▸ Given problem: Print every line of the data below word for word, with nothing changed.

▸ Provided material:
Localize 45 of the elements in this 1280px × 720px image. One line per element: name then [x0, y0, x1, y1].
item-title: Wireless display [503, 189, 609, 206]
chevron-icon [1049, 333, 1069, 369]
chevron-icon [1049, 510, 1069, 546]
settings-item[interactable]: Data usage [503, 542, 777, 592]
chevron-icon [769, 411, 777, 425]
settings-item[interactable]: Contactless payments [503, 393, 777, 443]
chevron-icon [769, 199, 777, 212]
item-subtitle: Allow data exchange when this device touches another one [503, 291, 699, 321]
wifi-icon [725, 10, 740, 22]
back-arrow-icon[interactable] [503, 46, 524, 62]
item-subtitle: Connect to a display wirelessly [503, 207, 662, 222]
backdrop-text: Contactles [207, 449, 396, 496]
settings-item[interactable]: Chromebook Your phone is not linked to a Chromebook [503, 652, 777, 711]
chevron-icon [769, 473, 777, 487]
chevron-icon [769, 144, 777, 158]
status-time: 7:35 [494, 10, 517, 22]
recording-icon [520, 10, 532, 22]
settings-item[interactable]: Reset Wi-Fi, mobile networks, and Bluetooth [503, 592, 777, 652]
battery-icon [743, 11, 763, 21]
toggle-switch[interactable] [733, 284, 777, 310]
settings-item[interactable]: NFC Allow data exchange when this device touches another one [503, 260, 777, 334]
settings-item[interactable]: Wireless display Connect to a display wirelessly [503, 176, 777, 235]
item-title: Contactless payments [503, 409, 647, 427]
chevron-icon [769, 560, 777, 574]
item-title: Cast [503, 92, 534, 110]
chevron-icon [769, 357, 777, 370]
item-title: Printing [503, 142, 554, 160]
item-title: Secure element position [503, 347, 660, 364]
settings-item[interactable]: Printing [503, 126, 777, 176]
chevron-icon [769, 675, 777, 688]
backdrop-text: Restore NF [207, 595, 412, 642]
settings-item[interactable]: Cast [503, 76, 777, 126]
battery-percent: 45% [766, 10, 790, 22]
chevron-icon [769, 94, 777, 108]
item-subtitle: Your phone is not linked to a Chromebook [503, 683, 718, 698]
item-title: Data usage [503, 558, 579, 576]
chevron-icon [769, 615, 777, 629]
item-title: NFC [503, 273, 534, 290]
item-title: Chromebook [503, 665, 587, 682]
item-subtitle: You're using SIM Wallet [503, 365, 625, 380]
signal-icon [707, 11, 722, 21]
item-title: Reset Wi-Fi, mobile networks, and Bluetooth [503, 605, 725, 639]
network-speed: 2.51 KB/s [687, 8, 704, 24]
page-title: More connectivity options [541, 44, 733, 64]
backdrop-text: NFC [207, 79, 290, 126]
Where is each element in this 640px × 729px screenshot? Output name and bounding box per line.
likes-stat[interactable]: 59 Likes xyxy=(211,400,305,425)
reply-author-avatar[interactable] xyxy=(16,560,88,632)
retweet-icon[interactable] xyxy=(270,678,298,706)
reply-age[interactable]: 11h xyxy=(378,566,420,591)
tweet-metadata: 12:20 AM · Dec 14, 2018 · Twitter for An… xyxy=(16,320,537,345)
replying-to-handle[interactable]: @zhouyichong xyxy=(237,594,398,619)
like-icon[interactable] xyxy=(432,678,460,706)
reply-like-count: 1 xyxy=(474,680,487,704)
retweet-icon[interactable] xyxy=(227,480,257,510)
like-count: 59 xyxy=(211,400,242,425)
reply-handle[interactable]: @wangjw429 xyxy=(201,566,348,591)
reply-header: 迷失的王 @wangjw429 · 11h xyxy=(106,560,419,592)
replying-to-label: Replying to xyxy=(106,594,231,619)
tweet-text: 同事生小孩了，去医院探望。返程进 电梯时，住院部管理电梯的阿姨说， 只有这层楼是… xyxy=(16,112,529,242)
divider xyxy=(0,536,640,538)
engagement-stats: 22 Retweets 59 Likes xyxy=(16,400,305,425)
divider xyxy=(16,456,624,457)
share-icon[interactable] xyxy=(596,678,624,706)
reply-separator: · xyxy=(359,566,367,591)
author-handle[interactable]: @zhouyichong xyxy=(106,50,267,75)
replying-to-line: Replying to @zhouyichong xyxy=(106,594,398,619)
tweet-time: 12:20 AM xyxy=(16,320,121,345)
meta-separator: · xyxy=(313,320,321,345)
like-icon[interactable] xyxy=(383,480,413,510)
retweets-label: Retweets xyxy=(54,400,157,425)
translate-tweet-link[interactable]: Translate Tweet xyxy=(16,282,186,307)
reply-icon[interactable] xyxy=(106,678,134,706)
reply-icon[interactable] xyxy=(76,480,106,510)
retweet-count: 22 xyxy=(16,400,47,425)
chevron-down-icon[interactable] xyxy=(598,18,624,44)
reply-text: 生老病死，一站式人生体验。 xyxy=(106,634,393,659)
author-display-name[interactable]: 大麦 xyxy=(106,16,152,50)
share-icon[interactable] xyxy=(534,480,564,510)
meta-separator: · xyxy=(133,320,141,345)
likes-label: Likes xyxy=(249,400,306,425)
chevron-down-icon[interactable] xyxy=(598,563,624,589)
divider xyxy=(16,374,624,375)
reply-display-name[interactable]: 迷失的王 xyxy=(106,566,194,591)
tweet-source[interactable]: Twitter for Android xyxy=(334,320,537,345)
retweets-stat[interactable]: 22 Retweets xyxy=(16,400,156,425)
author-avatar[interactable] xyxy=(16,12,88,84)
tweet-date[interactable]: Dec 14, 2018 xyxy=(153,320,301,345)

▸ Result of the task:
Localize 45 of the elements in this 1280px × 720px image. One line per element: name then [x0, y0, x1, y1].
item-title: Wireless display [503, 189, 609, 206]
chevron-icon [1049, 333, 1069, 369]
chevron-icon [1049, 510, 1069, 546]
settings-item[interactable]: Data usage [503, 542, 777, 592]
chevron-icon [769, 411, 777, 425]
settings-item[interactable]: Contactless payments [503, 393, 777, 443]
chevron-icon [769, 199, 777, 212]
item-subtitle: Allow data exchange when this device touches another one [503, 291, 699, 321]
wifi-icon [725, 10, 740, 22]
back-arrow-icon[interactable] [503, 46, 524, 62]
item-subtitle: Connect to a display wirelessly [503, 207, 662, 222]
backdrop-text: Contactles [207, 449, 396, 496]
settings-item[interactable]: Chromebook Your phone is not linked to a Chromebook [503, 652, 777, 711]
chevron-icon [769, 473, 777, 487]
chevron-icon [769, 144, 777, 158]
status-time: 7:35 [494, 10, 517, 22]
recording-icon [520, 10, 532, 22]
settings-item[interactable]: Reset Wi-Fi, mobile networks, and Bluetooth [503, 592, 777, 652]
battery-icon [743, 11, 763, 21]
toggle-switch[interactable] [733, 284, 777, 310]
settings-item[interactable]: NFC Allow data exchange when this device touches another one [503, 260, 777, 334]
settings-item[interactable]: Wireless display Connect to a display wirelessly [503, 176, 777, 235]
item-title: Contactless payments [503, 409, 647, 427]
chevron-icon [769, 560, 777, 574]
item-title: Cast [503, 92, 534, 110]
chevron-icon [769, 357, 777, 370]
item-title: Printing [503, 142, 554, 160]
item-title: Secure element position [503, 347, 660, 364]
settings-item[interactable]: Printing [503, 126, 777, 176]
chevron-icon [769, 675, 777, 688]
backdrop-text: Restore NF [207, 595, 412, 642]
settings-item[interactable]: Cast [503, 76, 777, 126]
battery-percent: 45% [766, 10, 790, 22]
chevron-icon [769, 94, 777, 108]
item-subtitle: Your phone is not linked to a Chromebook [503, 683, 718, 698]
item-title: Data usage [503, 558, 579, 576]
chevron-icon [769, 615, 777, 629]
item-title: NFC [503, 273, 534, 290]
item-title: Chromebook [503, 665, 587, 682]
item-subtitle: You're using SIM Wallet [503, 365, 625, 380]
signal-icon [707, 11, 722, 21]
item-title: Reset Wi-Fi, mobile networks, and Bluetooth [503, 605, 725, 639]
network-speed: 2.51 KB/s [687, 8, 704, 24]
page-title: More connectivity options [541, 44, 733, 64]
backdrop-text: NFC [207, 79, 290, 126]
Where is each element in this 640px × 729px screenshot? Output name and bounding box per line.
likes-stat[interactable]: 59 Likes xyxy=(211,400,305,425)
reply-author-avatar[interactable] xyxy=(16,560,88,632)
retweet-icon[interactable] xyxy=(270,678,298,706)
reply-age[interactable]: 11h xyxy=(378,566,420,591)
tweet-metadata: 12:20 AM · Dec 14, 2018 · Twitter for An… xyxy=(16,320,537,345)
replying-to-handle[interactable]: @zhouyichong xyxy=(237,594,398,619)
like-icon[interactable] xyxy=(432,678,460,706)
reply-like-count: 1 xyxy=(474,680,487,704)
retweet-icon[interactable] xyxy=(227,480,257,510)
like-count: 59 xyxy=(211,400,242,425)
reply-handle[interactable]: @wangjw429 xyxy=(201,566,348,591)
reply-header: 迷失的王 @wangjw429 · 11h xyxy=(106,560,419,592)
replying-to-label: Replying to xyxy=(106,594,231,619)
tweet-text: 同事生小孩了，去医院探望。返程进 电梯时，住院部管理电梯的阿姨说， 只有这层楼是… xyxy=(16,112,529,242)
divider xyxy=(0,536,640,538)
engagement-stats: 22 Retweets 59 Likes xyxy=(16,400,305,425)
divider xyxy=(16,456,624,457)
share-icon[interactable] xyxy=(596,678,624,706)
reply-separator: · xyxy=(359,566,367,591)
author-handle[interactable]: @zhouyichong xyxy=(106,50,267,75)
replying-to-line: Replying to @zhouyichong xyxy=(106,594,398,619)
tweet-time: 12:20 AM xyxy=(16,320,121,345)
meta-separator: · xyxy=(313,320,321,345)
like-icon[interactable] xyxy=(383,480,413,510)
retweets-label: Retweets xyxy=(54,400,157,425)
translate-tweet-link[interactable]: Translate Tweet xyxy=(16,282,186,307)
reply-icon[interactable] xyxy=(106,678,134,706)
reply-icon[interactable] xyxy=(76,480,106,510)
retweet-count: 22 xyxy=(16,400,47,425)
chevron-down-icon[interactable] xyxy=(598,18,624,44)
reply-text: 生老病死，一站式人生体验。 xyxy=(106,634,393,659)
author-display-name[interactable]: 大麦 xyxy=(106,16,152,50)
share-icon[interactable] xyxy=(534,480,564,510)
meta-separator: · xyxy=(133,320,141,345)
likes-label: Likes xyxy=(249,400,306,425)
chevron-down-icon[interactable] xyxy=(598,563,624,589)
divider xyxy=(16,374,624,375)
reply-display-name[interactable]: 迷失的王 xyxy=(106,566,194,591)
tweet-source[interactable]: Twitter for Android xyxy=(334,320,537,345)
retweets-stat[interactable]: 22 Retweets xyxy=(16,400,156,425)
author-avatar[interactable] xyxy=(16,12,88,84)
tweet-date[interactable]: Dec 14, 2018 xyxy=(153,320,301,345)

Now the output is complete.